[[ PROVIDED RECORDS, beginning ]]
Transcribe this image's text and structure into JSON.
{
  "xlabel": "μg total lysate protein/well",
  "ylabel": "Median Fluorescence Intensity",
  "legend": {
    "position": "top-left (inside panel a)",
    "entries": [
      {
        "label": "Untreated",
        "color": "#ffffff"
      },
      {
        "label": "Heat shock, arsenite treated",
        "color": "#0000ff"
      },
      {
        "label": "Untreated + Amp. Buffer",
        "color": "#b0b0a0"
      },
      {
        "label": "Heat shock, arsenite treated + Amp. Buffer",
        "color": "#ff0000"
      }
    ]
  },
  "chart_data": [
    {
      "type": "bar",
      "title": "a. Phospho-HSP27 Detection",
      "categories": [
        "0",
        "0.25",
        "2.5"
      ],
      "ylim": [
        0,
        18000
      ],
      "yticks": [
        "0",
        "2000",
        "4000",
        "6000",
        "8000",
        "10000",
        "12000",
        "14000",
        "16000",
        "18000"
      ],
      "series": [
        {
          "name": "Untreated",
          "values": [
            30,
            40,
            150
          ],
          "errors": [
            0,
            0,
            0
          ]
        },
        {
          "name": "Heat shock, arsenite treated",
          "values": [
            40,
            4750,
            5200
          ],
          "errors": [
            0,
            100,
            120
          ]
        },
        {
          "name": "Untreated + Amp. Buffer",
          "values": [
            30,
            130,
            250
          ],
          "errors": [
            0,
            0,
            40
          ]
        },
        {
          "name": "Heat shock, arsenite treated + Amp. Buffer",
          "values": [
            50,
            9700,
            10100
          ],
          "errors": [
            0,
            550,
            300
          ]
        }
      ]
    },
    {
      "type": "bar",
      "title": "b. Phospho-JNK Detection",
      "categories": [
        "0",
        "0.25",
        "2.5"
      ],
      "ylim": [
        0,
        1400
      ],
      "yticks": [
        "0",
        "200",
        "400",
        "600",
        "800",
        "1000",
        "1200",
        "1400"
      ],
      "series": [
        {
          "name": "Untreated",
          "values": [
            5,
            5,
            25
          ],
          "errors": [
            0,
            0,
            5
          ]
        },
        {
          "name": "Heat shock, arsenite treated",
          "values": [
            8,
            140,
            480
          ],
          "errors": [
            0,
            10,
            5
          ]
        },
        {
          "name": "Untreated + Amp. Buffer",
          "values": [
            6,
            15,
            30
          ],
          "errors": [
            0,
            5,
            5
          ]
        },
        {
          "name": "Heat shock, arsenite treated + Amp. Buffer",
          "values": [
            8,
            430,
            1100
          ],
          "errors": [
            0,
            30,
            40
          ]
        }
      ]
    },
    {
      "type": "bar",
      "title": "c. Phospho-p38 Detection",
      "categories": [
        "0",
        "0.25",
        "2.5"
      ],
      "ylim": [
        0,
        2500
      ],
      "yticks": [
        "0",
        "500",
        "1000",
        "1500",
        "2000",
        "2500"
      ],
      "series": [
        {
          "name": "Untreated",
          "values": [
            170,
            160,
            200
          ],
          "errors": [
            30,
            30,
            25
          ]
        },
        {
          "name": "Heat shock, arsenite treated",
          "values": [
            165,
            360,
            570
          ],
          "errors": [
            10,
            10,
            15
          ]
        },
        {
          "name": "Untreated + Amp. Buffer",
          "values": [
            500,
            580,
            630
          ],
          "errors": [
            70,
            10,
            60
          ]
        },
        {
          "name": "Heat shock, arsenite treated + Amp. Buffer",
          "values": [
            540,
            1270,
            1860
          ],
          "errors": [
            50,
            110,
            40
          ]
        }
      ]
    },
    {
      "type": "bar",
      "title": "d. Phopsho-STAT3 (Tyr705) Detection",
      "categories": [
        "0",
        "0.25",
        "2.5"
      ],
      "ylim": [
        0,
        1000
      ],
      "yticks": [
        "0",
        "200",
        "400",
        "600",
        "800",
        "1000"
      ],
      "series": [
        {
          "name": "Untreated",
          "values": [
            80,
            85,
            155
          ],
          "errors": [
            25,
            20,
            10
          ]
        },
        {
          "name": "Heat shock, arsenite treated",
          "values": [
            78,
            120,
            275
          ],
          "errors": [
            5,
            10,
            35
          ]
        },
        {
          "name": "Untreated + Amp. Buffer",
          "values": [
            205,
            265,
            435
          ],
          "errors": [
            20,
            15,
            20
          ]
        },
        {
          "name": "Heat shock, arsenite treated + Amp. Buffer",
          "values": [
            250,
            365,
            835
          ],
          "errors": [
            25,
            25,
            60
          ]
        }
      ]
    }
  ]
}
[[ PROVIDED RECORDS, end ]]
- [PROBLEM TO SOLVE]
Every line of the listing should be reproduced exactly.

- [EXERCISE OUTPUT]
Transcribe this image's text and structure into JSON.
{
  "xlabel": "μg total lysate protein/well",
  "ylabel": "Median Fluorescence Intensity",
  "legend": {
    "position": "top-left (inside panel a)",
    "entries": [
      {
        "label": "Untreated",
        "color": "#ffffff"
      },
      {
        "label": "Heat shock, arsenite treated",
        "color": "#0000ff"
      },
      {
        "label": "Untreated + Amp. Buffer",
        "color": "#b0b0a0"
      },
      {
        "label": "Heat shock, arsenite treated + Amp. Buffer",
        "color": "#ff0000"
      }
    ]
  },
  "chart_data": [
    {
      "type": "bar",
      "title": "a. Phospho-HSP27 Detection",
      "categories": [
        "0",
        "0.25",
        "2.5"
      ],
      "ylim": [
        0,
        18000
      ],
      "yticks": [
        "0",
        "2000",
        "4000",
        "6000",
        "8000",
        "10000",
        "12000",
        "14000",
        "16000",
        "18000"
      ],
      "series": [
        {
          "name": "Untreated",
          "values": [
            30,
            40,
            150
          ],
          "errors": [
            0,
            0,
            0
          ]
        },
        {
          "name": "Heat shock, arsenite treated",
          "values": [
            40,
            4750,
            5200
          ],
          "errors": [
            0,
            100,
            120
          ]
        },
        {
          "name": "Untreated + Amp. Buffer",
          "values": [
            30,
            130,
            250
          ],
          "errors": [
            0,
            0,
            40
          ]
        },
        {
          "name": "Heat shock, arsenite treated + Amp. Buffer",
          "values": [
            50,
            9700,
            10100
          ],
          "errors": [
            0,
            550,
            300
          ]
        }
      ]
    },
    {
      "type": "bar",
      "title": "b. Phospho-JNK Detection",
      "categories": [
        "0",
        "0.25",
        "2.5"
      ],
      "ylim": [
        0,
        1400
      ],
      "yticks": [
        "0",
        "200",
        "400",
        "600",
        "800",
        "1000",
        "1200",
        "1400"
      ],
      "series": [
        {
          "name": "Untreated",
          "values": [
            5,
            5,
            25
          ],
          "errors": [
            0,
            0,
            5
          ]
        },
        {
          "name": "Heat shock, arsenite treated",
          "values": [
            8,
            140,
            480
          ],
          "errors": [
            0,
            10,
            5
          ]
        },
        {
          "name": "Untreated + Amp. Buffer",
          "values": [
            6,
            15,
            30
          ],
          "errors": [
            0,
            5,
            5
          ]
        },
        {
          "name": "Heat shock, arsenite treated + Amp. Buffer",
          "values": [
            8,
            430,
            1100
          ],
          "errors": [
            0,
            30,
            40
          ]
        }
      ]
    },
    {
      "type": "bar",
      "title": "c. Phospho-p38 Detection",
      "categories": [
        "0",
        "0.25",
        "2.5"
      ],
      "ylim": [
        0,
        2500
      ],
      "yticks": [
        "0",
        "500",
        "1000",
        "1500",
        "2000",
        "2500"
      ],
      "series": [
        {
          "name": "Untreated",
          "values": [
            170,
            160,
            200
          ],
          "errors": [
            30,
            30,
            25
          ]
        },
        {
          "name": "Heat shock, arsenite treated",
          "values": [
            165,
            360,
            570
          ],
          "errors": [
            10,
            10,
            15
          ]
        },
        {
          "name": "Untreated + Amp. Buffer",
          "values": [
            500,
            580,
            630
          ],
          "errors": [
            70,
            10,
            60
          ]
        },
        {
          "name": "Heat shock, arsenite treated + Amp. Buffer",
          "values": [
            540,
            1270,
            1860
          ],
          "errors": [
            50,
            110,
            40
          ]
        }
      ]
    },
    {
      "type": "bar",
      "title": "d. Phopsho-STAT3 (Tyr705) Detection",
      "categories": [
        "0",
        "0.25",
        "2.5"
      ],
      "ylim": [
        0,
        1000
      ],
      "yticks": [
        "0",
        "200",
        "400",
        "600",
        "800",
        "1000"
      ],
      "series": [
        {
          "name": "Untreated",
          "values": [
            80,
            85,
            155
          ],
          "errors": [
            25,
            20,
            10
          ]
        },
        {
          "name": "Heat shock, arsenite treated",
          "values": [
            78,
            120,
            275
          ],
          "errors": [
            5,
            10,
            35
          ]
        },
        {
          "name": "Untreated + Amp. Buffer",
          "values": [
            205,
            265,
            435
          ],
          "errors": [
            20,
            15,
            20
          ]
        },
        {
          "name": "Heat shock, arsenite treated + Amp. Buffer",
          "values": [
            250,
            365,
            835
          ],
          "errors": [
            25,
            25,
            60
          ]
        }
      ]
    }
  ]
}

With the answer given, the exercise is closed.